STATED EXERCISE -
Can you transcribe every record below exactly as it appears?

LISTED RECORDS -
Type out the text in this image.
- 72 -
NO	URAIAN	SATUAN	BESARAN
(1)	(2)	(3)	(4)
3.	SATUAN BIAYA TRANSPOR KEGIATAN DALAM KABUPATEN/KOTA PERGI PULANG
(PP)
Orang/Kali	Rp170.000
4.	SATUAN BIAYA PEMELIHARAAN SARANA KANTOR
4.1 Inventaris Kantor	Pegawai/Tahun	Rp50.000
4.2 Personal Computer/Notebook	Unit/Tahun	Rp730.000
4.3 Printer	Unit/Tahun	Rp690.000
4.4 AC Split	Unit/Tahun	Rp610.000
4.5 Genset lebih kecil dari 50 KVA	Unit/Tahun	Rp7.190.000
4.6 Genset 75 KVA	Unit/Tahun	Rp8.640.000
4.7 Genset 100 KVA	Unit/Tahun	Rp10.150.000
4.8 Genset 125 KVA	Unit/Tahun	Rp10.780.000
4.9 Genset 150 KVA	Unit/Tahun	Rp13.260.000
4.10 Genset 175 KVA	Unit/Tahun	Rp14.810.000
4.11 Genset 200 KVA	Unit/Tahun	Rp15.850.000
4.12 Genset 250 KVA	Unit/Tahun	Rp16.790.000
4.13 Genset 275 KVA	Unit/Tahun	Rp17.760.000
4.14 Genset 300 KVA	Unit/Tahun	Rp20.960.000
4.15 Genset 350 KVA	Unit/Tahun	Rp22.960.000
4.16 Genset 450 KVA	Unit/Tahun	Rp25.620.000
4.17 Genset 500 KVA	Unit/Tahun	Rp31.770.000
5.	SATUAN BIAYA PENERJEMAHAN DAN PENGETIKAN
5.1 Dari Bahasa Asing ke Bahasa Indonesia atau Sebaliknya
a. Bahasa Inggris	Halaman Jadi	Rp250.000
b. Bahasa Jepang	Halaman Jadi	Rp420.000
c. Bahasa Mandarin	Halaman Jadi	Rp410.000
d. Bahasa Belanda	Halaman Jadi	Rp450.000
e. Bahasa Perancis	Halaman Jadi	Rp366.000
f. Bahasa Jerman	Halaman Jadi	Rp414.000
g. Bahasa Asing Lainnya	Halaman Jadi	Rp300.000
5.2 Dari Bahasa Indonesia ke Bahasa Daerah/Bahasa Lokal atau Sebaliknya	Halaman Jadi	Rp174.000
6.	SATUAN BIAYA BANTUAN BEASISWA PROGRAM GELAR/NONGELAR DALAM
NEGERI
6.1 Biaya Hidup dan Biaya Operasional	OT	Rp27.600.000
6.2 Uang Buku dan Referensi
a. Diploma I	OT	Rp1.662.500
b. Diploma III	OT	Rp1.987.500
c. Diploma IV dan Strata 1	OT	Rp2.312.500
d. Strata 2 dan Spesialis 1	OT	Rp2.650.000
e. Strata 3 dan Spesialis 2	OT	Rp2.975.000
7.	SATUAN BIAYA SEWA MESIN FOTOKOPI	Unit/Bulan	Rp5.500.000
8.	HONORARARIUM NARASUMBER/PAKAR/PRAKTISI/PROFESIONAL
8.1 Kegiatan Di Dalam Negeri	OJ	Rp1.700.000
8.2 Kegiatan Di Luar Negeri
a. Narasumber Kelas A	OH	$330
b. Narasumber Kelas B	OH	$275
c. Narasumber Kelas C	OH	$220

TASK OUTPUT -
Type out the text in this image.
- 72 -
NO	URAIAN	SATUAN	BESARAN
(1)	(2)	(3)	(4)
3.	SATUAN BIAYA TRANSPOR KEGIATAN DALAM KABUPATEN/KOTA PERGI PULANG
(PP)
Orang/Kali	Rp170.000
4.	SATUAN BIAYA PEMELIHARAAN SARANA KANTOR
4.1 Inventaris Kantor	Pegawai/Tahun	Rp50.000
4.2 Personal Computer/Notebook	Unit/Tahun	Rp730.000
4.3 Printer	Unit/Tahun	Rp690.000
4.4 AC Split	Unit/Tahun	Rp610.000
4.5 Genset lebih kecil dari 50 KVA	Unit/Tahun	Rp7.190.000
4.6 Genset 75 KVA	Unit/Tahun	Rp8.640.000
4.7 Genset 100 KVA	Unit/Tahun	Rp10.150.000
4.8 Genset 125 KVA	Unit/Tahun	Rp10.780.000
4.9 Genset 150 KVA	Unit/Tahun	Rp13.260.000
4.10 Genset 175 KVA	Unit/Tahun	Rp14.810.000
4.11 Genset 200 KVA	Unit/Tahun	Rp15.850.000
4.12 Genset 250 KVA	Unit/Tahun	Rp16.790.000
4.13 Genset 275 KVA	Unit/Tahun	Rp17.760.000
4.14 Genset 300 KVA	Unit/Tahun	Rp20.960.000
4.15 Genset 350 KVA	Unit/Tahun	Rp22.960.000
4.16 Genset 450 KVA	Unit/Tahun	Rp25.620.000
4.17 Genset 500 KVA	Unit/Tahun	Rp31.770.000
5.	SATUAN BIAYA PENERJEMAHAN DAN PENGETIKAN
5.1 Dari Bahasa Asing ke Bahasa Indonesia atau Sebaliknya
a. Bahasa Inggris	Halaman Jadi	Rp250.000
b. Bahasa Jepang	Halaman Jadi	Rp420.000
c. Bahasa Mandarin	Halaman Jadi	Rp410.000
d. Bahasa Belanda	Halaman Jadi	Rp450.000
e. Bahasa Perancis	Halaman Jadi	Rp366.000
f. Bahasa Jerman	Halaman Jadi	Rp414.000
g. Bahasa Asing Lainnya	Halaman Jadi	Rp300.000
5.2 Dari Bahasa Indonesia ke Bahasa Daerah/Bahasa Lokal atau Sebaliknya	Halaman Jadi	Rp174.000
6.	SATUAN BIAYA BANTUAN BEASISWA PROGRAM GELAR/NONGELAR DALAM
NEGERI
6.1 Biaya Hidup dan Biaya Operasional	OT	Rp27.600.000
6.2 Uang Buku dan Referensi
a. Diploma I	OT	Rp1.662.500
b. Diploma III	OT	Rp1.987.500
c. Diploma IV dan Strata 1	OT	Rp2.312.500
d. Strata 2 dan Spesialis 1	OT	Rp2.650.000
e. Strata 3 dan Spesialis 2	OT	Rp2.975.000
7.	SATUAN BIAYA SEWA MESIN FOTOKOPI	Unit/Bulan	Rp5.500.000
8.	HONORARARIUM NARASUMBER/PAKAR/PRAKTISI/PROFESIONAL
8.1 Kegiatan Di Dalam Negeri	OJ	Rp1.700.000
8.2 Kegiatan Di Luar Negeri
a. Narasumber Kelas A	OH	$330
b. Narasumber Kelas B	OH	$275
c. Narasumber Kelas C	OH	$220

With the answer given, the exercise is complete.